_Written task:_
Extract from the listing each line in which the word "JSON" appears.
## START
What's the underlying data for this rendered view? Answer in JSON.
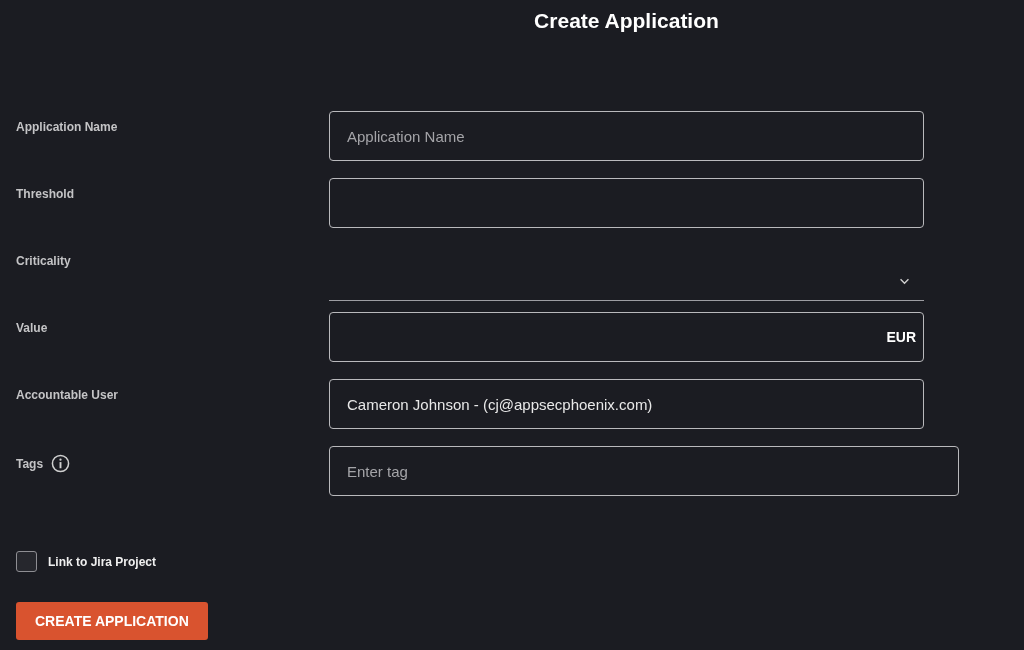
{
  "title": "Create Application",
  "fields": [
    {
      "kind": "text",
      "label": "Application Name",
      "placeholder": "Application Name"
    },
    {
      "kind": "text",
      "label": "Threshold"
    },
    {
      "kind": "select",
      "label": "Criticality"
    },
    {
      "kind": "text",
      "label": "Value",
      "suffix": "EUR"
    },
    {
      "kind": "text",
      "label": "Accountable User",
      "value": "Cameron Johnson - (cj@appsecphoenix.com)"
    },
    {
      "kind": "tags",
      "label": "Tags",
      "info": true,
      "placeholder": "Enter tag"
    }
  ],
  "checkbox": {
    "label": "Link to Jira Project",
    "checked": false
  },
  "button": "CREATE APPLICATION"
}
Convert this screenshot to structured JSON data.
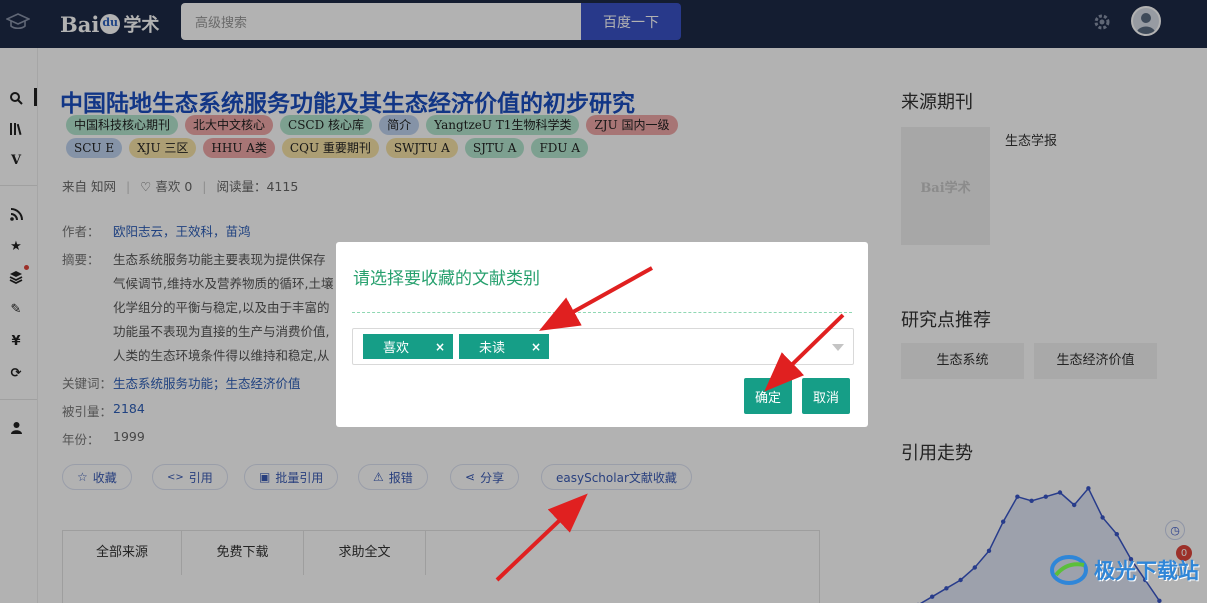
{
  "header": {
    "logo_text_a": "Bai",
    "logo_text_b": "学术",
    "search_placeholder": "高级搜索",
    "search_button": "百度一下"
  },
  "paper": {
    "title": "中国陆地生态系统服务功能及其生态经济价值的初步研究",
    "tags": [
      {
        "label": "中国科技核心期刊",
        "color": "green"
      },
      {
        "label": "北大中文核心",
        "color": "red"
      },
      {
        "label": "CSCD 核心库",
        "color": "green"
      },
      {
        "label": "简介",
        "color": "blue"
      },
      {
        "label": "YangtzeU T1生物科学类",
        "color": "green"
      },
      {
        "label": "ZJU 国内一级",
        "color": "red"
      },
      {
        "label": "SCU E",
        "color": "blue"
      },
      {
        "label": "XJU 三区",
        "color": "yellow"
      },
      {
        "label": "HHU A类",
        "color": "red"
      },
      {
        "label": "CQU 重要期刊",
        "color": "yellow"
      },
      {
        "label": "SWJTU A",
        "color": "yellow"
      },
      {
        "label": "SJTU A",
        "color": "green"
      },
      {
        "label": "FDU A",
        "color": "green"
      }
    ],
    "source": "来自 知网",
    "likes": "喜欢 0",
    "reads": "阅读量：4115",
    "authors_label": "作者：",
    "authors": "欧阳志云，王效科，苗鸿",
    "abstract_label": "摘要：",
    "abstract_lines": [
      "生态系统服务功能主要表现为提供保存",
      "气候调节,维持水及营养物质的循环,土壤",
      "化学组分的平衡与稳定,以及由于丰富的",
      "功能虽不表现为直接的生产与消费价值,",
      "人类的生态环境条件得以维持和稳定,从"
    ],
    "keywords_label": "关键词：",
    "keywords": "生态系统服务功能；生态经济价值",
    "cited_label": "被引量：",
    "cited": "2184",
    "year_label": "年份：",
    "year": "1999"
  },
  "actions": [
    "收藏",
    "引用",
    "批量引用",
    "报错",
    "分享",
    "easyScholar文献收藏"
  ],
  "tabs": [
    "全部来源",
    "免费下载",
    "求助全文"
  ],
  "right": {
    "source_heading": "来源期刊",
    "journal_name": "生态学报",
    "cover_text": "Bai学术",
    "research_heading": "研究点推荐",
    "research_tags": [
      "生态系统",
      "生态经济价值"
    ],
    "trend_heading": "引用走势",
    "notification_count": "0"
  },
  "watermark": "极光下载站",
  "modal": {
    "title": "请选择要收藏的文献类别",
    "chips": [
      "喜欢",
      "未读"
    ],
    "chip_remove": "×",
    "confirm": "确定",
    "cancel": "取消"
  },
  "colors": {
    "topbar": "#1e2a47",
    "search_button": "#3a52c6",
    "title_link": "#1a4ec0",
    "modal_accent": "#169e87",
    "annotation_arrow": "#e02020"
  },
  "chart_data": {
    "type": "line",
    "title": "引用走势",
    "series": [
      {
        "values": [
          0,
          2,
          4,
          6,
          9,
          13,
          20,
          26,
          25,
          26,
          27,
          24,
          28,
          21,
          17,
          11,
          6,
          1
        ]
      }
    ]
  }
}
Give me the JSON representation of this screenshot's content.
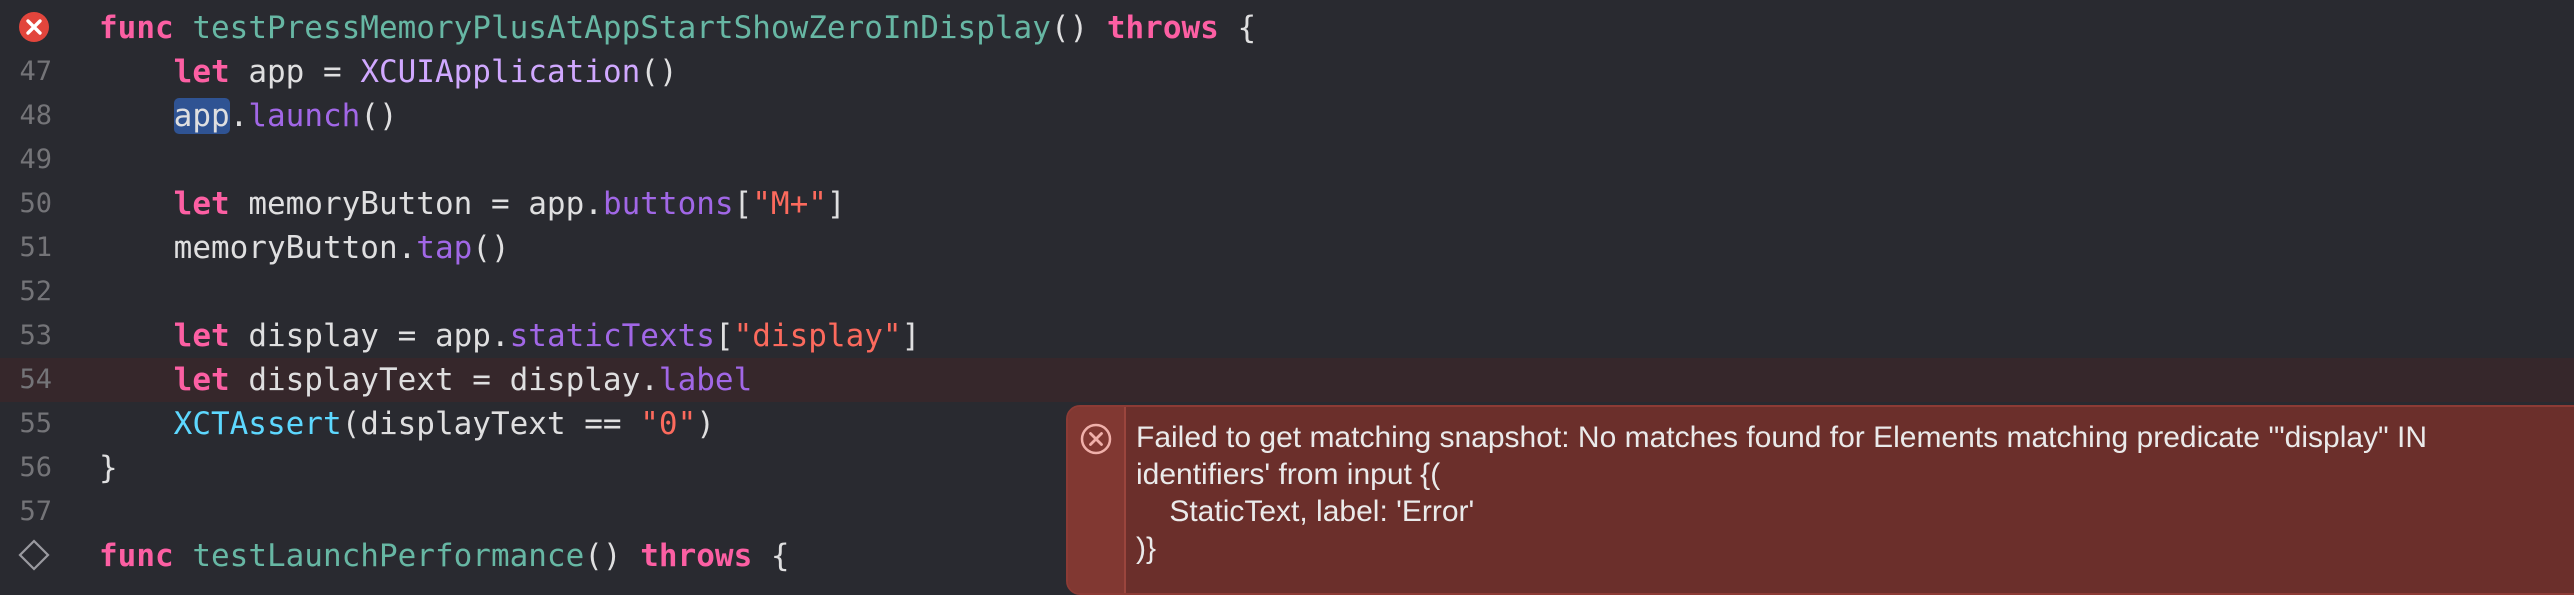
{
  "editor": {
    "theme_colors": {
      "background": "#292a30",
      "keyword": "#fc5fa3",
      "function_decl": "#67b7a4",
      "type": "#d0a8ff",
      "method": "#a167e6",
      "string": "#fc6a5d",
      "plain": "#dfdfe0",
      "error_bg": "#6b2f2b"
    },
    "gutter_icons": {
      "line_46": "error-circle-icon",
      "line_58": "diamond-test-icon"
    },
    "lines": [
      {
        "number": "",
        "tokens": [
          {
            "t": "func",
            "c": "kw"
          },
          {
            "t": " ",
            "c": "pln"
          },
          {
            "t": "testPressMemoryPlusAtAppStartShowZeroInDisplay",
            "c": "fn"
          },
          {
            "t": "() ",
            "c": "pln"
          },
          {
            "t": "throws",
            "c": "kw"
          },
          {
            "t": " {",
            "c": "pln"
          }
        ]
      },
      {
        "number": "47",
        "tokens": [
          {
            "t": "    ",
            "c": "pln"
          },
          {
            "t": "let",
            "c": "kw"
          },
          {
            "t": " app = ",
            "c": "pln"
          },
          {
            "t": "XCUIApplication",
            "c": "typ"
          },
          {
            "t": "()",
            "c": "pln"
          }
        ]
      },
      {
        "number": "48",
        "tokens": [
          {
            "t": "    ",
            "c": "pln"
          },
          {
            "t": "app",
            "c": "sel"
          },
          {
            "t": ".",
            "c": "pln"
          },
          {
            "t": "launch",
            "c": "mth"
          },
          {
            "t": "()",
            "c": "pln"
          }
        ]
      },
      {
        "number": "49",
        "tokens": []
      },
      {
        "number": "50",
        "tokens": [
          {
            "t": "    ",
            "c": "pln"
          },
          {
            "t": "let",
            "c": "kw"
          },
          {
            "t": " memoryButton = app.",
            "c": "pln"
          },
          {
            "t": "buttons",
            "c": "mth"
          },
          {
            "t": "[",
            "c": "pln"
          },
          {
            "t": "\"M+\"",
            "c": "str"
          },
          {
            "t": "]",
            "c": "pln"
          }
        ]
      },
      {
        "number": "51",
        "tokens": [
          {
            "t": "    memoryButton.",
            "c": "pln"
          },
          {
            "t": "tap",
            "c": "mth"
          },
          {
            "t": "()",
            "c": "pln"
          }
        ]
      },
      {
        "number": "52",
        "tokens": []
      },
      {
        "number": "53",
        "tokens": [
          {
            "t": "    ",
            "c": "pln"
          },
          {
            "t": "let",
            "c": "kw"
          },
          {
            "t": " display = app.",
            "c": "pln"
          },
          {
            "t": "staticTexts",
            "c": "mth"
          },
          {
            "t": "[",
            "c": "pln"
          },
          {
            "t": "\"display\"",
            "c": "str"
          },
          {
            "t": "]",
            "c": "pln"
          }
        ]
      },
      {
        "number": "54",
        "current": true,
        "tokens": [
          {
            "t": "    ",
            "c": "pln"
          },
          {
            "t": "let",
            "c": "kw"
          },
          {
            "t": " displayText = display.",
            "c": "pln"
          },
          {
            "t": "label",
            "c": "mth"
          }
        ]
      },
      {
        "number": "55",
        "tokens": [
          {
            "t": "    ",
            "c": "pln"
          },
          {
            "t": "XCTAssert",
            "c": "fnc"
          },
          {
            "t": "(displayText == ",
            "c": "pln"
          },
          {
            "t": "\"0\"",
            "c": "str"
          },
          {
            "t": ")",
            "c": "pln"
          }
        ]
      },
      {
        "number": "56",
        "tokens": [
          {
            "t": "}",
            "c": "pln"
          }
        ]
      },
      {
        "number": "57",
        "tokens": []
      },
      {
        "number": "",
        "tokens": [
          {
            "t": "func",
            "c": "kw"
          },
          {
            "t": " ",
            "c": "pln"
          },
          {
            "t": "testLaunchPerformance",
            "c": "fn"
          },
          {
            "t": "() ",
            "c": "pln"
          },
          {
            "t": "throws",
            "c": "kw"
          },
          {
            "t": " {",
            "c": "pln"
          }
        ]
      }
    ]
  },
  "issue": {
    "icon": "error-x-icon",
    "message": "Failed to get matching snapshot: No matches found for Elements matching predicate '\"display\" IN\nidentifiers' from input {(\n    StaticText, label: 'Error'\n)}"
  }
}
## END
_Result of the task:_
What's the underlying data for this rendered view? Answer in JSON.
Convert this screenshot to structured JSON data.
Give me the JSON representation of this screenshot's content.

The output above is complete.